> [Problem to solve]: Repeat all of the data precisely.
-- Start Data for this exercise --
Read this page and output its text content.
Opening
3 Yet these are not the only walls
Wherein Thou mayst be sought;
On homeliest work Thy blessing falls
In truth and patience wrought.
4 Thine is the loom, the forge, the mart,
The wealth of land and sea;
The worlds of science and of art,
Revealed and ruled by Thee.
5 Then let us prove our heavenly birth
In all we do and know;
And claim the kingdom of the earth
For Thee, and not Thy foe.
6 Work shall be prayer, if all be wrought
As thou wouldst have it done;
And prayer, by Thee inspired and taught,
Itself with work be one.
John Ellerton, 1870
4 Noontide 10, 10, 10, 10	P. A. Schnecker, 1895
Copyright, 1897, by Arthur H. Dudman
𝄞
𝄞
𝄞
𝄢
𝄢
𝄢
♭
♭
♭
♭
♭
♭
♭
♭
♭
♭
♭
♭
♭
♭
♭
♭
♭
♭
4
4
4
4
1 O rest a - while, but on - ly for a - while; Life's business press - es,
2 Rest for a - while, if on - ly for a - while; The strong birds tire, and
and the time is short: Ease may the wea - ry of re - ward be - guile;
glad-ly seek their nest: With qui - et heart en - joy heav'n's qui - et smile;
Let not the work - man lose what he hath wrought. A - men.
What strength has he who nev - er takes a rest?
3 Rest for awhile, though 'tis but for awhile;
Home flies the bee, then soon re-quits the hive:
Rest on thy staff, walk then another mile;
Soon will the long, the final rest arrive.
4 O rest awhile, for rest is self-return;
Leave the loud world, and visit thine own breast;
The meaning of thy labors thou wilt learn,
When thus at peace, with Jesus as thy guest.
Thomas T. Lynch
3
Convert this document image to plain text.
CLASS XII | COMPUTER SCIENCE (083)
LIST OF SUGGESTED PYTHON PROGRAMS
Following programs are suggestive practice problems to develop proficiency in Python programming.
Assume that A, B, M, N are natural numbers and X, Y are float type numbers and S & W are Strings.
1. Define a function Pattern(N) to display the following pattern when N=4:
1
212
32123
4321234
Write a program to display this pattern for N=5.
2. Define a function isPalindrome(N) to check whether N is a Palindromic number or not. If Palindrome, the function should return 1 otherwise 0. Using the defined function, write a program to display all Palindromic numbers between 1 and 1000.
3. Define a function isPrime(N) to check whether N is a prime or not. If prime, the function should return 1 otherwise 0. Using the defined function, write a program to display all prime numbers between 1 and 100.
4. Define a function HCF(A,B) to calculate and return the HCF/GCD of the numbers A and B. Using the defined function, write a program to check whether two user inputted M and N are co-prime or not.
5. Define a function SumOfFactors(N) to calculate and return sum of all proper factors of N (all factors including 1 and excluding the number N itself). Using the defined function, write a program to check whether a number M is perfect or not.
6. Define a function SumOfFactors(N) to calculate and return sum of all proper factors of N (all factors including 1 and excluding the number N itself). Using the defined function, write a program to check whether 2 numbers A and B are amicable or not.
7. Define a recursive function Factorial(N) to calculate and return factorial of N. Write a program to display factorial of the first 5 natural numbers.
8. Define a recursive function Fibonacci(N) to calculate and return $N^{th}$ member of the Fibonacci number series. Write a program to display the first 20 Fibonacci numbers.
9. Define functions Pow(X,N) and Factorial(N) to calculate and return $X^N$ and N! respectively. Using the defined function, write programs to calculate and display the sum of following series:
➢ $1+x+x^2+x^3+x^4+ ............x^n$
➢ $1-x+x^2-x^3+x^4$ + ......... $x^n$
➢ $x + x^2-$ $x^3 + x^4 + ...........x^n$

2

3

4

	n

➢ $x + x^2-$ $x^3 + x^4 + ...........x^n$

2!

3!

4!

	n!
-- End Data for this exercise --
> [Completed task]:
Read this page and output its text content.
Opening
3 Yet these are not the only walls
Wherein Thou mayst be sought;
On homeliest work Thy blessing falls
In truth and patience wrought.
4 Thine is the loom, the forge, the mart,
The wealth of land and sea;
The worlds of science and of art,
Revealed and ruled by Thee.
5 Then let us prove our heavenly birth
In all we do and know;
And claim the kingdom of the earth
For Thee, and not Thy foe.
6 Work shall be prayer, if all be wrought
As thou wouldst have it done;
And prayer, by Thee inspired and taught,
Itself with work be one.
John Ellerton, 1870
4 Noontide 10, 10, 10, 10	P. A. Schnecker, 1895
Copyright, 1897, by Arthur H. Dudman
𝄞
𝄞
𝄞
𝄢
𝄢
𝄢
♭
♭
♭
♭
♭
♭
♭
♭
♭
♭
♭
♭
♭
♭
♭
♭
♭
♭
4
4
4
4
1 O rest a - while, but on - ly for a - while; Life's business press - es,
2 Rest for a - while, if on - ly for a - while; The strong birds tire, and
and the time is short: Ease may the wea - ry of re - ward be - guile;
glad-ly seek their nest: With qui - et heart en - joy heav'n's qui - et smile;
Let not the work - man lose what he hath wrought. A - men.
What strength has he who nev - er takes a rest?
3 Rest for awhile, though 'tis but for awhile;
Home flies the bee, then soon re-quits the hive:
Rest on thy staff, walk then another mile;
Soon will the long, the final rest arrive.
4 O rest awhile, for rest is self-return;
Leave the loud world, and visit thine own breast;
The meaning of thy labors thou wilt learn,
When thus at peace, with Jesus as thy guest.
Thomas T. Lynch
3
Convert this document image to plain text.
CLASS XII | COMPUTER SCIENCE (083)
LIST OF SUGGESTED PYTHON PROGRAMS
Following programs are suggestive practice problems to develop proficiency in Python programming.
Assume that A, B, M, N are natural numbers and X, Y are float type numbers and S & W are Strings.
1. Define a function Pattern(N) to display the following pattern when N=4:
1
212
32123
4321234
Write a program to display this pattern for N=5.
2. Define a function isPalindrome(N) to check whether N is a Palindromic number or not. If Palindrome, the function should return 1 otherwise 0. Using the defined function, write a program to display all Palindromic numbers between 1 and 1000.
3. Define a function isPrime(N) to check whether N is a prime or not. If prime, the function should return 1 otherwise 0. Using the defined function, write a program to display all prime numbers between 1 and 100.
4. Define a function HCF(A,B) to calculate and return the HCF/GCD of the numbers A and B. Using the defined function, write a program to check whether two user inputted M and N are co-prime or not.
5. Define a function SumOfFactors(N) to calculate and return sum of all proper factors of N (all factors including 1 and excluding the number N itself). Using the defined function, write a program to check whether a number M is perfect or not.
6. Define a function SumOfFactors(N) to calculate and return sum of all proper factors of N (all factors including 1 and excluding the number N itself). Using the defined function, write a program to check whether 2 numbers A and B are amicable or not.
7. Define a recursive function Factorial(N) to calculate and return factorial of N. Write a program to display factorial of the first 5 natural numbers.
8. Define a recursive function Fibonacci(N) to calculate and return $N^{th}$ member of the Fibonacci number series. Write a program to display the first 20 Fibonacci numbers.
9. Define functions Pow(X,N) and Factorial(N) to calculate and return $X^N$ and N! respectively. Using the defined function, write programs to calculate and display the sum of following series:
➢ $1+x+x^2+x^3+x^4+ ............x^n$
➢ $1-x+x^2-x^3+x^4$ + ......... $x^n$
➢ $x + x^2-$ $x^3 + x^4 + ...........x^n$

2

3

4

	n

➢ $x + x^2-$ $x^3 + x^4 + ...........x^n$

2!

3!

4!

	n!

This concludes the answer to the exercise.